Instruction:
Copy out each line of the data holding "color".
--
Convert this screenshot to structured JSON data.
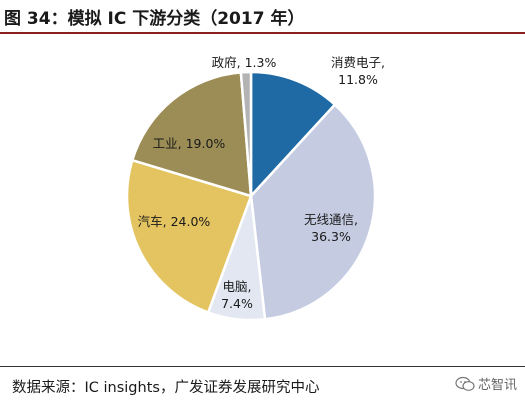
{
  "title": "图 34：模拟 IC 下游分类（2017 年）",
  "source": "数据来源：IC insights，广发证券发展研究中心",
  "watermark": "芯智讯",
  "chart_data": {
    "type": "pie",
    "title": "图 34：模拟 IC 下游分类（2017 年）",
    "unit": "%",
    "start": "12 o'clock, clockwise",
    "slices": [
      {
        "label": "消费电子",
        "value": 11.8,
        "value_text": "11.8%",
        "color": "#1f6aa5"
      },
      {
        "label": "无线通信",
        "value": 36.3,
        "value_text": "36.3%",
        "color": "#c5cce2"
      },
      {
        "label": "电脑",
        "value": 7.4,
        "value_text": "7.4%",
        "color": "#e2e7f2"
      },
      {
        "label": "汽车",
        "value": 24.0,
        "value_text": "24.0%",
        "color": "#e3c460"
      },
      {
        "label": "工业",
        "value": 19.0,
        "value_text": "19.0%",
        "color": "#9c8d56"
      },
      {
        "label": "政府",
        "value": 1.3,
        "value_text": "1.3%",
        "color": "#b3b3b3"
      }
    ]
  }
}
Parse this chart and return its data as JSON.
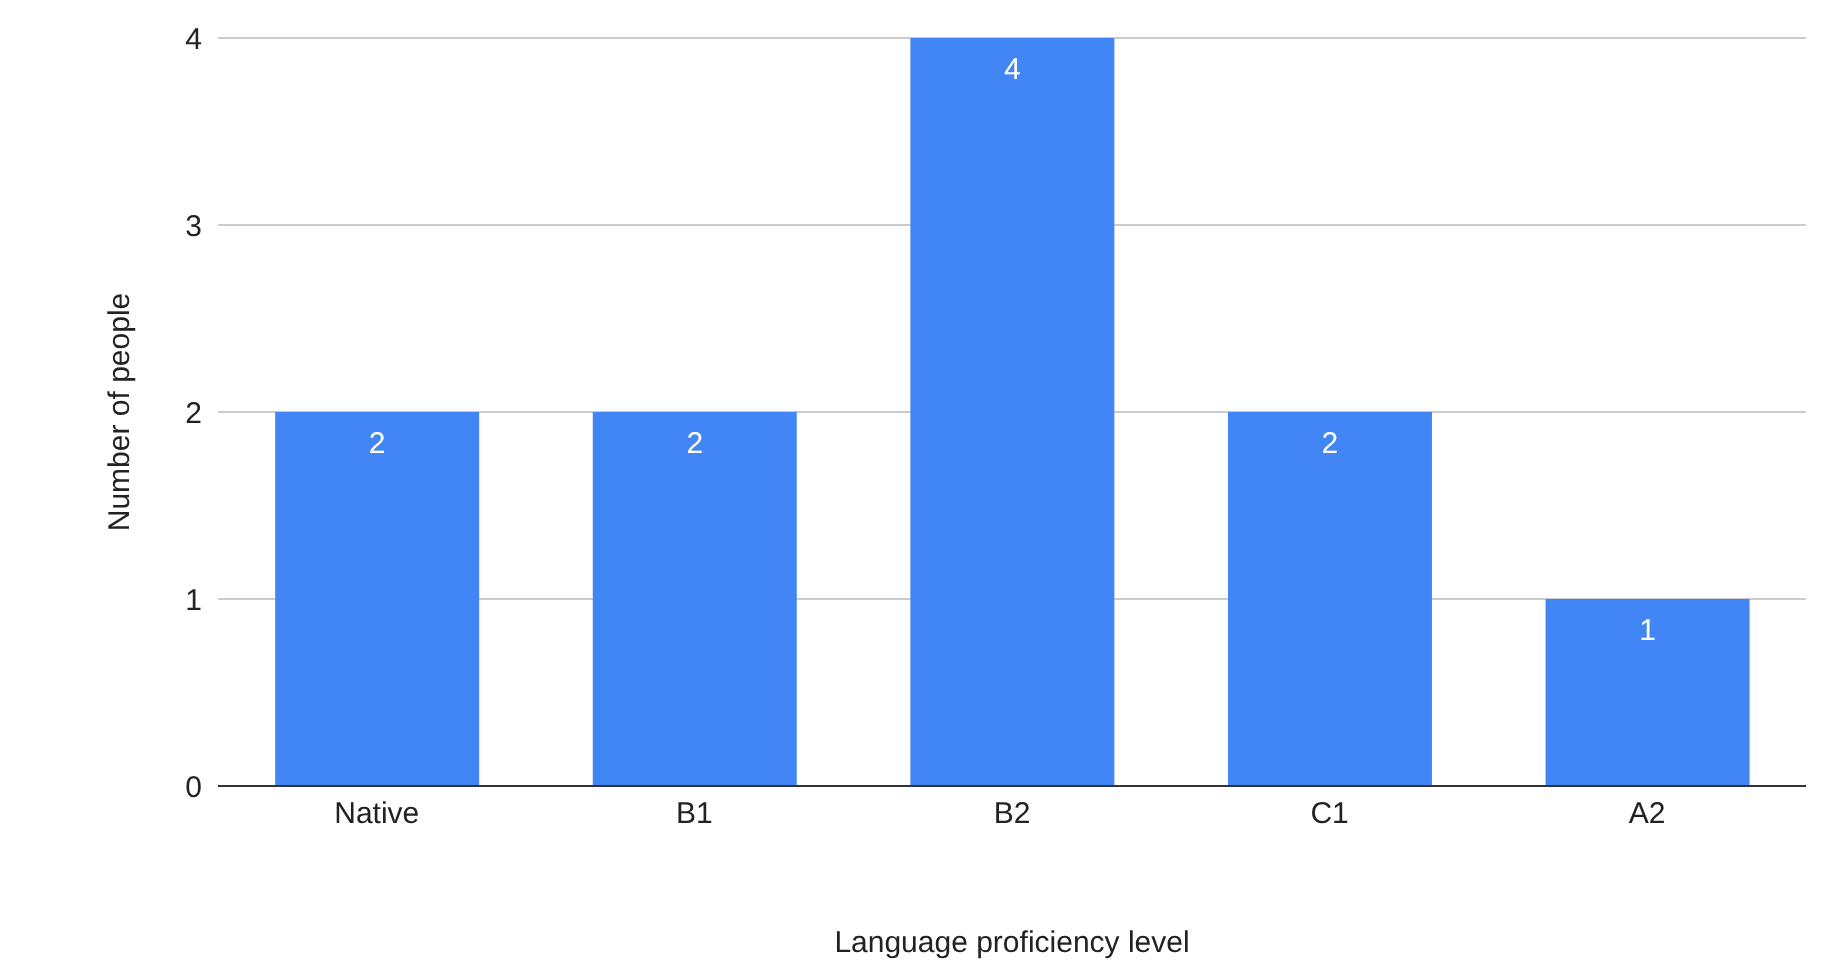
--
Right answer:
        "color": "#1f6aa5"
        "color": "#c5cce2"
        "color": "#e2e7f2"
        "color": "#e3c460"
        "color": "#9c8d56"
        "color": "#b3b3b3"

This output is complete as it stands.